** start of MATERIALS PROVIDED **

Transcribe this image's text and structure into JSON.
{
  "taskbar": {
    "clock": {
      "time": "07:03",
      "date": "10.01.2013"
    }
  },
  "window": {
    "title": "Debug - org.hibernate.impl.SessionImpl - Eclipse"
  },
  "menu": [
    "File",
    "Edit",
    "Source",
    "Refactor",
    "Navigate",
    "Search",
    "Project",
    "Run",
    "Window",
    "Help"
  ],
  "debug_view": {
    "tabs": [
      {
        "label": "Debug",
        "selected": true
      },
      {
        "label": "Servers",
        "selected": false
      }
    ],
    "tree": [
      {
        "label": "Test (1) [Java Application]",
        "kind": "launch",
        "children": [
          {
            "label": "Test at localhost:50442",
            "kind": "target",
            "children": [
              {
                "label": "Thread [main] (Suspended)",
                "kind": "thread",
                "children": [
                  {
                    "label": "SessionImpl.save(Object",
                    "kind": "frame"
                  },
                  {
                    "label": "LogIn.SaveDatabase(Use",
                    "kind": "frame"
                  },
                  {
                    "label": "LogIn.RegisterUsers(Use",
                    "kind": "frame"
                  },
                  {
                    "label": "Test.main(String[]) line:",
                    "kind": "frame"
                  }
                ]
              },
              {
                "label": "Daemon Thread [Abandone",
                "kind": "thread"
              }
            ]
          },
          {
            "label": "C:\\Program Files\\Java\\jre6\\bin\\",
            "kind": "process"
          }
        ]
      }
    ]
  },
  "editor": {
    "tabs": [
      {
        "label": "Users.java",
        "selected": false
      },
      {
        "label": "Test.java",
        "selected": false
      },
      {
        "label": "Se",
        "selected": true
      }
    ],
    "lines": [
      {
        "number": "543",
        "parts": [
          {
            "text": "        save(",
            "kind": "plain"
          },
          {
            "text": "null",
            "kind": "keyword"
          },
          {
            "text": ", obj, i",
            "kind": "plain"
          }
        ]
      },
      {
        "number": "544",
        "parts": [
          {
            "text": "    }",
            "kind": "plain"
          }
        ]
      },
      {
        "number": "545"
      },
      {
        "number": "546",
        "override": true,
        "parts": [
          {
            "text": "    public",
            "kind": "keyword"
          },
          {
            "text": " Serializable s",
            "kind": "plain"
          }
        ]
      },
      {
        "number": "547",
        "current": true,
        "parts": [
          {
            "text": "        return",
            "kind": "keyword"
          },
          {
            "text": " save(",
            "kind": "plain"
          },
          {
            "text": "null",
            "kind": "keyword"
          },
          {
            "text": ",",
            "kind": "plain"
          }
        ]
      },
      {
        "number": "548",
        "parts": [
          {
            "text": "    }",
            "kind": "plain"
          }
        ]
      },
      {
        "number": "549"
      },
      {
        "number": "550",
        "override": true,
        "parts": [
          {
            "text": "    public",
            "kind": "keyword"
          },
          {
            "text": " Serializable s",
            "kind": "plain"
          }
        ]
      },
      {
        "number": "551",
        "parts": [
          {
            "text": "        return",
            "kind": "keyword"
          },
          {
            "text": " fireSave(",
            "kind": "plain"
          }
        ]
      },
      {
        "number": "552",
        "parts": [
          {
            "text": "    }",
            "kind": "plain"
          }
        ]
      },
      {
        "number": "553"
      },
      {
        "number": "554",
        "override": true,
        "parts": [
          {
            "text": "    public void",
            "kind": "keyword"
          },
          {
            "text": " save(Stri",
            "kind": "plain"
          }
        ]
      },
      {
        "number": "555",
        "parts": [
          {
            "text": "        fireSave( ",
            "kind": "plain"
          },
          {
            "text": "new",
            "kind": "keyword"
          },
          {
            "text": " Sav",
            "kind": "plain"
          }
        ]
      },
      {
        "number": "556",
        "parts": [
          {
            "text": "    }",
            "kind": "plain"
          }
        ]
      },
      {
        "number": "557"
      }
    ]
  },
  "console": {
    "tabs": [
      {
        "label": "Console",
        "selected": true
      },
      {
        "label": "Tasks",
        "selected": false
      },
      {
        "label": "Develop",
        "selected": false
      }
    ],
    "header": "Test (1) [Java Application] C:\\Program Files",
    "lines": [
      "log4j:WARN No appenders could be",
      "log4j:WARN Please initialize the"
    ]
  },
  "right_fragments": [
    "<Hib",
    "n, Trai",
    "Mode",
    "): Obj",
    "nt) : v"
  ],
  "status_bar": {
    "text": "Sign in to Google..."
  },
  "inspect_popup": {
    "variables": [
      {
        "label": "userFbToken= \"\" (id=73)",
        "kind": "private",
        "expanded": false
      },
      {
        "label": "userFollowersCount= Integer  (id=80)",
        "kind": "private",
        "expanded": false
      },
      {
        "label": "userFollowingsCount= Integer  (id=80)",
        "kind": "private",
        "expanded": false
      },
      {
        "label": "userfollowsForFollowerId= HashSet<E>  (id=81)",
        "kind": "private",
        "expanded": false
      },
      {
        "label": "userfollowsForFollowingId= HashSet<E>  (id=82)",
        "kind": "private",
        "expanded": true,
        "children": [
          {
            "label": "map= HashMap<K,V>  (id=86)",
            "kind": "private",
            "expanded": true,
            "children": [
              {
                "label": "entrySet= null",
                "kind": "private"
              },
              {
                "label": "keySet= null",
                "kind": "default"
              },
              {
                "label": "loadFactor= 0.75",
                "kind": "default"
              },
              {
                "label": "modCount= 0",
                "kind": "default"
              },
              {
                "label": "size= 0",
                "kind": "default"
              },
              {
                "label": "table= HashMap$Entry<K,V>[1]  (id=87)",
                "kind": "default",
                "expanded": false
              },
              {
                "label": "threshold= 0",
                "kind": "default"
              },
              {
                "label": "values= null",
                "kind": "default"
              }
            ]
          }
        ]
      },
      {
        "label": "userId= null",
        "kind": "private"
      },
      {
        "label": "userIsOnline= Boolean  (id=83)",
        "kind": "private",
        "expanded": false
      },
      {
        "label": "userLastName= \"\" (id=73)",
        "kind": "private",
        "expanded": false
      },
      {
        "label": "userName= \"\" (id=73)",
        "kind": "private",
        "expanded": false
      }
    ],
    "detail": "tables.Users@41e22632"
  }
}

** end of MATERIALS PROVIDED **

*WRITTEN REQUEST:* Word for word, write out all of the data above.

*SOLUTION FOR THIS TASK:*
Transcribe this image's text and structure into JSON.
{
  "taskbar": {
    "clock": {
      "time": "07:03",
      "date": "10.01.2013"
    }
  },
  "window": {
    "title": "Debug - org.hibernate.impl.SessionImpl - Eclipse"
  },
  "menu": [
    "File",
    "Edit",
    "Source",
    "Refactor",
    "Navigate",
    "Search",
    "Project",
    "Run",
    "Window",
    "Help"
  ],
  "debug_view": {
    "tabs": [
      {
        "label": "Debug",
        "selected": true
      },
      {
        "label": "Servers",
        "selected": false
      }
    ],
    "tree": [
      {
        "label": "Test (1) [Java Application]",
        "kind": "launch",
        "children": [
          {
            "label": "Test at localhost:50442",
            "kind": "target",
            "children": [
              {
                "label": "Thread [main] (Suspended)",
                "kind": "thread",
                "children": [
                  {
                    "label": "SessionImpl.save(Object",
                    "kind": "frame"
                  },
                  {
                    "label": "LogIn.SaveDatabase(Use",
                    "kind": "frame"
                  },
                  {
                    "label": "LogIn.RegisterUsers(Use",
                    "kind": "frame"
                  },
                  {
                    "label": "Test.main(String[]) line:",
                    "kind": "frame"
                  }
                ]
              },
              {
                "label": "Daemon Thread [Abandone",
                "kind": "thread"
              }
            ]
          },
          {
            "label": "C:\\Program Files\\Java\\jre6\\bin\\",
            "kind": "process"
          }
        ]
      }
    ]
  },
  "editor": {
    "tabs": [
      {
        "label": "Users.java",
        "selected": false
      },
      {
        "label": "Test.java",
        "selected": false
      },
      {
        "label": "Se",
        "selected": true
      }
    ],
    "lines": [
      {
        "number": "543",
        "parts": [
          {
            "text": "        save(",
            "kind": "plain"
          },
          {
            "text": "null",
            "kind": "keyword"
          },
          {
            "text": ", obj, i",
            "kind": "plain"
          }
        ]
      },
      {
        "number": "544",
        "parts": [
          {
            "text": "    }",
            "kind": "plain"
          }
        ]
      },
      {
        "number": "545"
      },
      {
        "number": "546",
        "override": true,
        "parts": [
          {
            "text": "    public",
            "kind": "keyword"
          },
          {
            "text": " Serializable s",
            "kind": "plain"
          }
        ]
      },
      {
        "number": "547",
        "current": true,
        "parts": [
          {
            "text": "        return",
            "kind": "keyword"
          },
          {
            "text": " save(",
            "kind": "plain"
          },
          {
            "text": "null",
            "kind": "keyword"
          },
          {
            "text": ",",
            "kind": "plain"
          }
        ]
      },
      {
        "number": "548",
        "parts": [
          {
            "text": "    }",
            "kind": "plain"
          }
        ]
      },
      {
        "number": "549"
      },
      {
        "number": "550",
        "override": true,
        "parts": [
          {
            "text": "    public",
            "kind": "keyword"
          },
          {
            "text": " Serializable s",
            "kind": "plain"
          }
        ]
      },
      {
        "number": "551",
        "parts": [
          {
            "text": "        return",
            "kind": "keyword"
          },
          {
            "text": " fireSave(",
            "kind": "plain"
          }
        ]
      },
      {
        "number": "552",
        "parts": [
          {
            "text": "    }",
            "kind": "plain"
          }
        ]
      },
      {
        "number": "553"
      },
      {
        "number": "554",
        "override": true,
        "parts": [
          {
            "text": "    public void",
            "kind": "keyword"
          },
          {
            "text": " save(Stri",
            "kind": "plain"
          }
        ]
      },
      {
        "number": "555",
        "parts": [
          {
            "text": "        fireSave( ",
            "kind": "plain"
          },
          {
            "text": "new",
            "kind": "keyword"
          },
          {
            "text": " Sav",
            "kind": "plain"
          }
        ]
      },
      {
        "number": "556",
        "parts": [
          {
            "text": "    }",
            "kind": "plain"
          }
        ]
      },
      {
        "number": "557"
      }
    ]
  },
  "console": {
    "tabs": [
      {
        "label": "Console",
        "selected": true
      },
      {
        "label": "Tasks",
        "selected": false
      },
      {
        "label": "Develop",
        "selected": false
      }
    ],
    "header": "Test (1) [Java Application] C:\\Program Files",
    "lines": [
      "log4j:WARN No appenders could be",
      "log4j:WARN Please initialize the"
    ]
  },
  "right_fragments": [
    "<Hib",
    "n, Trai",
    "Mode",
    "): Obj",
    "nt) : v"
  ],
  "status_bar": {
    "text": "Sign in to Google..."
  },
  "inspect_popup": {
    "variables": [
      {
        "label": "userFbToken= \"\" (id=73)",
        "kind": "private",
        "expanded": false
      },
      {
        "label": "userFollowersCount= Integer  (id=80)",
        "kind": "private",
        "expanded": false
      },
      {
        "label": "userFollowingsCount= Integer  (id=80)",
        "kind": "private",
        "expanded": false
      },
      {
        "label": "userfollowsForFollowerId= HashSet<E>  (id=81)",
        "kind": "private",
        "expanded": false
      },
      {
        "label": "userfollowsForFollowingId= HashSet<E>  (id=82)",
        "kind": "private",
        "expanded": true,
        "children": [
          {
            "label": "map= HashMap<K,V>  (id=86)",
            "kind": "private",
            "expanded": true,
            "children": [
              {
                "label": "entrySet= null",
                "kind": "private"
              },
              {
                "label": "keySet= null",
                "kind": "default"
              },
              {
                "label": "loadFactor= 0.75",
                "kind": "default"
              },
              {
                "label": "modCount= 0",
                "kind": "default"
              },
              {
                "label": "size= 0",
                "kind": "default"
              },
              {
                "label": "table= HashMap$Entry<K,V>[1]  (id=87)",
                "kind": "default",
                "expanded": false
              },
              {
                "label": "threshold= 0",
                "kind": "default"
              },
              {
                "label": "values= null",
                "kind": "default"
              }
            ]
          }
        ]
      },
      {
        "label": "userId= null",
        "kind": "private"
      },
      {
        "label": "userIsOnline= Boolean  (id=83)",
        "kind": "private",
        "expanded": false
      },
      {
        "label": "userLastName= \"\" (id=73)",
        "kind": "private",
        "expanded": false
      },
      {
        "label": "userName= \"\" (id=73)",
        "kind": "private",
        "expanded": false
      }
    ],
    "detail": "tables.Users@41e22632"
  }
}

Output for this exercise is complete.